**Selected text**:
If we look up DOL model numbers related to the Nintendo GameCube, we will find that official Nintendo released GameCube hardware have model numbers that are prefixed by DOL (short for "Dolphin"). There are exactly 26 hardware components ranging from DOL-001 to DOL-025 followed by DOL-101. One such site that catalogs this information accurately is MiragePalace. Now that we know exactly what components we are looking for, it is easier to match up the pixel art images with the hardware components. To extract we convert the DOL model numbers alphanumerically to letters. Below is a table summarizing the hardware components, their DOL model number, and the extracted letter.

Image Hardware Component DOL Number Extracted Letter
WaveBird Wireless Receiver DOL-005 E
Action Pad DOL-024 X
Telephone Cord DOL-016 P
Broadband Adapter DOL-015 O
AC Adapter DOL-002 B
Broadband Adapter DOL-015 O
Memory Card 251 DOL-014 N
DK Bongos Controller DOL-021 U
SD Card Adapter DOL-019 S
WaveBird Wireless Controller DOL-004 D
WaveBird Wireless Receiver DOL-005 E
GameCube Microphone DOL-022 V
D-Terminal Video Cable DOL-009 I
Controller DOL-003 C
WaveBird Wireless Receiver DOL-005 E

Thus the fifth subpuzzle has answer EXPO BONUS DEVICE.

The sixth and final subpuzzle appears to be traced images of video game covers. However none of the well-known GameCube games seem to have covers that match the given images. If we look a bit more closely we may notice that all the traced images have a box in the top right whereas the typical game covers we look up do not. This is a regional difference in GameCube cover images. Japanese GameCube games have covers that display the GameCube name and logo in a box in the top right whereas American and European game covers have a centered circular region that displays the GameCube name and logo. Once we notice this we might start looking at Japanese only GameCube games. Indeed if we pull up game covers for Japanese only GameCube games we can soon start to match the covers. The red circle in each of the images in the puzzle line up exactly with an English letter on the corresponding game cover. The table below lists the names of each game and the traced image overlaid on top of the video game cover.

**Record extracts**:
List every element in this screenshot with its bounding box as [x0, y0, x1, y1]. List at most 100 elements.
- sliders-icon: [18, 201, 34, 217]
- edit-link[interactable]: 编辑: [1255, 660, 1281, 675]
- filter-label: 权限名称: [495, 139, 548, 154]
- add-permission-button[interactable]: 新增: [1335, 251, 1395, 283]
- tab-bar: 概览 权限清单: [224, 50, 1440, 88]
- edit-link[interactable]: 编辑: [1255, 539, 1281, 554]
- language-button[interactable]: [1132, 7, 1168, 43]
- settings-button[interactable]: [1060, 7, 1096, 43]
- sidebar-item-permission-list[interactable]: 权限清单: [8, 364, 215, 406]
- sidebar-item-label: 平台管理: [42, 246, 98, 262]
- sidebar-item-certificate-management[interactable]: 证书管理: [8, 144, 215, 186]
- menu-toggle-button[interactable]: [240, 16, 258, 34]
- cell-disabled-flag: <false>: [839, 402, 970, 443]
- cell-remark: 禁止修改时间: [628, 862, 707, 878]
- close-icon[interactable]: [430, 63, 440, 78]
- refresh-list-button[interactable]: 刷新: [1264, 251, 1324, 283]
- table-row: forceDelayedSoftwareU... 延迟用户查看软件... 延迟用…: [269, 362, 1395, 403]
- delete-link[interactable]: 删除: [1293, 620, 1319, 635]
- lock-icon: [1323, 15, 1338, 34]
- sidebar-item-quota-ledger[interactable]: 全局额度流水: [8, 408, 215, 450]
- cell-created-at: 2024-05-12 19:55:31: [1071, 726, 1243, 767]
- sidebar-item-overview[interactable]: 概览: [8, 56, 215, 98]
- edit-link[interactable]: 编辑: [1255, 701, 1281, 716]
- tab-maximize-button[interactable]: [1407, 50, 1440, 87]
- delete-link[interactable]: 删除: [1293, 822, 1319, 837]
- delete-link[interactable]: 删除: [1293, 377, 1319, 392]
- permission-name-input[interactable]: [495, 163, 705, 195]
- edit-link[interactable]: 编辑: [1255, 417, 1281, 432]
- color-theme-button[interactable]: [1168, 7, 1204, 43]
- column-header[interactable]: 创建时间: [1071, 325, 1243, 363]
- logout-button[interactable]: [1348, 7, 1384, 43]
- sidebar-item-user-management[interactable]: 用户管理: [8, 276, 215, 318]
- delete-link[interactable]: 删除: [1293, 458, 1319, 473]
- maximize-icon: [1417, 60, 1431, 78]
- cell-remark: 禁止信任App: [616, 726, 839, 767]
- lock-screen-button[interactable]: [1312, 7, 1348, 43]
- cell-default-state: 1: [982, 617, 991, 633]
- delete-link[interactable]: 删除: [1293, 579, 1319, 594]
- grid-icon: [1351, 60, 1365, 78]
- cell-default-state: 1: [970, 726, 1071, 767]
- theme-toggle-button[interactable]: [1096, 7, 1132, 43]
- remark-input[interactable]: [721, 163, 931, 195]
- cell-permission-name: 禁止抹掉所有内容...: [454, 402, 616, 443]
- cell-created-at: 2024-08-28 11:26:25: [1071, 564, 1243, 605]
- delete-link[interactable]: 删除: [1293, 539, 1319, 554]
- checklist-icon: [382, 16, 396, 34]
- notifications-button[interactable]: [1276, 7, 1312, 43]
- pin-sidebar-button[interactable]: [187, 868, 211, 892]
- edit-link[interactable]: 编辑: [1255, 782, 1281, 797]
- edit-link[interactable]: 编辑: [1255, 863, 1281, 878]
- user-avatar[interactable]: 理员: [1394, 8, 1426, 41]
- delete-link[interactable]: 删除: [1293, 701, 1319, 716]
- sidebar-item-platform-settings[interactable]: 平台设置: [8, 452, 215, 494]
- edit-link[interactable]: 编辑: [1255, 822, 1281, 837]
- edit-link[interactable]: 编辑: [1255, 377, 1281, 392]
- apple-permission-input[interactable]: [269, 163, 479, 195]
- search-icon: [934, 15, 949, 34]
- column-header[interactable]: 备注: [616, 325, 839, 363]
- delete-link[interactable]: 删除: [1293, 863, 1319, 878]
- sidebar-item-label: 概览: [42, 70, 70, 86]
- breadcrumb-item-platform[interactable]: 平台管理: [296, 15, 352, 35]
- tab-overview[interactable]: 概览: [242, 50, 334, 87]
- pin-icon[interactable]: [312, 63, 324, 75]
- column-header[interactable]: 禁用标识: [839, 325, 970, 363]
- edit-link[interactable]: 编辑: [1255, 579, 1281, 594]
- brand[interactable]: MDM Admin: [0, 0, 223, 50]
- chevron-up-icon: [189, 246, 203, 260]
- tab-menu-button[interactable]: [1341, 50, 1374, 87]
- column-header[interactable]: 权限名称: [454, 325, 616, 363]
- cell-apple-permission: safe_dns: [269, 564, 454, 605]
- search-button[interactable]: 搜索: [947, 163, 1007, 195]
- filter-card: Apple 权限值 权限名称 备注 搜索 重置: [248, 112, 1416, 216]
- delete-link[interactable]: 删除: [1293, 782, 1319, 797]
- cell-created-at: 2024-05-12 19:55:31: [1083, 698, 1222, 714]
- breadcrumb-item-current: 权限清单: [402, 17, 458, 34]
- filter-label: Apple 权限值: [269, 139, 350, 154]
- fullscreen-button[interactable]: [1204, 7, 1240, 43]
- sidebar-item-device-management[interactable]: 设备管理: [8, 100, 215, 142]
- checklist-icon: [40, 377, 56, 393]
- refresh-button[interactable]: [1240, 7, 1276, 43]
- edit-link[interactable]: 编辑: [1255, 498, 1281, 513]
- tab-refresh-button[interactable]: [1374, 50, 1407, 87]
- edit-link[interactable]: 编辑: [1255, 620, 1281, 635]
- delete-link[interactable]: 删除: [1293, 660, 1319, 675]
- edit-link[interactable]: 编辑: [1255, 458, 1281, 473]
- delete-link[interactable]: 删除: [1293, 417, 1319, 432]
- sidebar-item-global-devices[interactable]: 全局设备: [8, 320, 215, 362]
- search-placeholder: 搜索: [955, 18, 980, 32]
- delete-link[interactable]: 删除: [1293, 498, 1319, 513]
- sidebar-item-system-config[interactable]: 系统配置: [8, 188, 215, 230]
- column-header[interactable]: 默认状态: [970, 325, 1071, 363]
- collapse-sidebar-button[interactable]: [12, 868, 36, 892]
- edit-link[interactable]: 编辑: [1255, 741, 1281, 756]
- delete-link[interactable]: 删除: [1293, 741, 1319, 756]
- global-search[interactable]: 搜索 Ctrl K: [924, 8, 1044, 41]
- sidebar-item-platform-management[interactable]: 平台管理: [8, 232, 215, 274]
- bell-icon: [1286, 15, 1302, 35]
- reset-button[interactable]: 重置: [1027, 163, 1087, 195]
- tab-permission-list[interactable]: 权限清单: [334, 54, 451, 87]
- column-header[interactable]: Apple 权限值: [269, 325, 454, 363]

**How to complete this task**: According to the GameCube puzzle text, what is the answer to the fifth subpuzzle?

**Response area**: EXPO BONUS DEVICE